◆ What is being asked: From the listing that follows, output everything exactly except the pictures.

(Collected data)
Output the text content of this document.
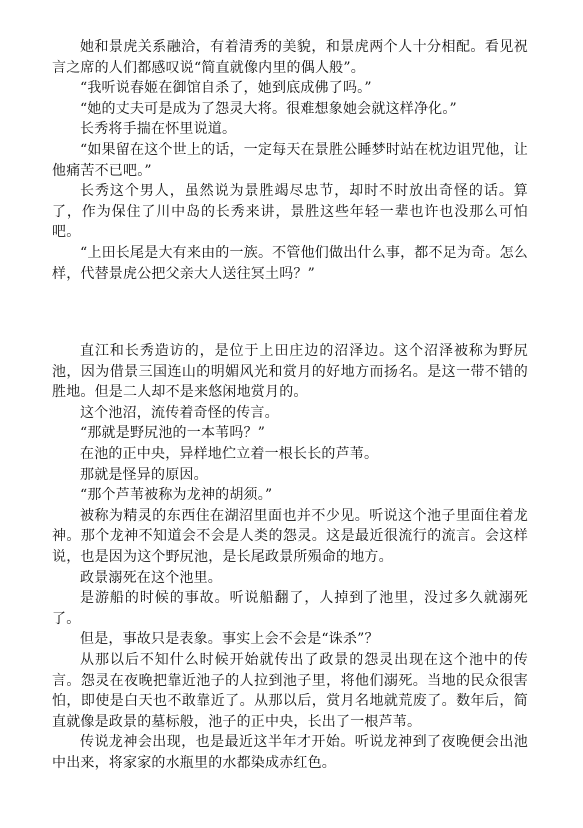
她和景虎关系融洽，有着清秀的美貌，和景虎两个人十分相配。看见祝言之席的人们都感叹说“简直就像内里的偶人般”。

“我听说春姬在御馆自杀了，她到底成佛了吗。”

“她的丈夫可是成为了怨灵大将。很难想象她会就这样净化。”

长秀将手揣在怀里说道。

“如果留在这个世上的话，一定每天在景胜公睡梦时站在枕边诅咒他，让他痛苦不已吧。”

长秀这个男人，虽然说为景胜竭尽忠节，却时不时放出奇怪的话。算了，作为保住了川中岛的长秀来讲，景胜这些年轻一辈也许也没那么可怕吧。

“上田长尾是大有来由的一族。不管他们做出什么事，都不足为奇。怎么样，代替景虎公把父亲大人送往冥土吗？”

直江和长秀造访的，是位于上田庄边的沼泽边。这个沼泽被称为野尻池，因为借景三国连山的明媚风光和赏月的好地方而扬名。是这一带不错的胜地。但是二人却不是来悠闲地赏月的。

这个池沼，流传着奇怪的传言。

“那就是野尻池的一本苇吗？”

在池的正中央，异样地伫立着一根长长的芦苇。

那就是怪异的原因。

“那个芦苇被称为龙神的胡须。”

被称为精灵的东西住在湖沼里面也并不少见。听说这个池子里面住着龙神。那个龙神不知道会不会是人类的怨灵。这是最近很流行的流言。会这样说，也是因为这个野尻池，是长尾政景所殒命的地方。

政景溺死在这个池里。

是游船的时候的事故。听说船翻了，人掉到了池里，没过多久就溺死了。

但是，事故只是表象。事实上会不会是“诛杀”？

从那以后不知什么时候开始就传出了政景的怨灵出现在这个池中的传言。怨灵在夜晚把靠近池子的人拉到池子里，将他们溺死。当地的民众很害怕，即使是白天也不敢靠近了。从那以后，赏月名地就荒废了。数年后，简直就像是政景的墓标般，池子的正中央，长出了一根芦苇。

传说龙神会出现，也是最近这半年才开始。听说龙神到了夜晚便会出池中出来，将家家的水瓶里的水都染成赤红色。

◆ Exercise answer:
Output the text content of this document.
她和景虎关系融洽，有着清秀的美貌，和景虎两个人十分相配。看见祝言之席的人们都感叹说“简直就像内里的偶人般”。

“我听说春姬在御馆自杀了，她到底成佛了吗。”

“她的丈夫可是成为了怨灵大将。很难想象她会就这样净化。”

长秀将手揣在怀里说道。

“如果留在这个世上的话，一定每天在景胜公睡梦时站在枕边诅咒他，让他痛苦不已吧。”

长秀这个男人，虽然说为景胜竭尽忠节，却时不时放出奇怪的话。算了，作为保住了川中岛的长秀来讲，景胜这些年轻一辈也许也没那么可怕吧。

“上田长尾是大有来由的一族。不管他们做出什么事，都不足为奇。怎么样，代替景虎公把父亲大人送往冥土吗？”

直江和长秀造访的，是位于上田庄边的沼泽边。这个沼泽被称为野尻池，因为借景三国连山的明媚风光和赏月的好地方而扬名。是这一带不错的胜地。但是二人却不是来悠闲地赏月的。

这个池沼，流传着奇怪的传言。

“那就是野尻池的一本苇吗？”

在池的正中央，异样地伫立着一根长长的芦苇。

那就是怪异的原因。

“那个芦苇被称为龙神的胡须。”

被称为精灵的东西住在湖沼里面也并不少见。听说这个池子里面住着龙神。那个龙神不知道会不会是人类的怨灵。这是最近很流行的流言。会这样说，也是因为这个野尻池，是长尾政景所殒命的地方。

政景溺死在这个池里。

是游船的时候的事故。听说船翻了，人掉到了池里，没过多久就溺死了。

但是，事故只是表象。事实上会不会是“诛杀”？

从那以后不知什么时候开始就传出了政景的怨灵出现在这个池中的传言。怨灵在夜晚把靠近池子的人拉到池子里，将他们溺死。当地的民众很害怕，即使是白天也不敢靠近了。从那以后，赏月名地就荒废了。数年后，简直就像是政景的墓标般，池子的正中央，长出了一根芦苇。

传说龙神会出现，也是最近这半年才开始。听说龙神到了夜晚便会出池中出来，将家家的水瓶里的水都染成赤红色。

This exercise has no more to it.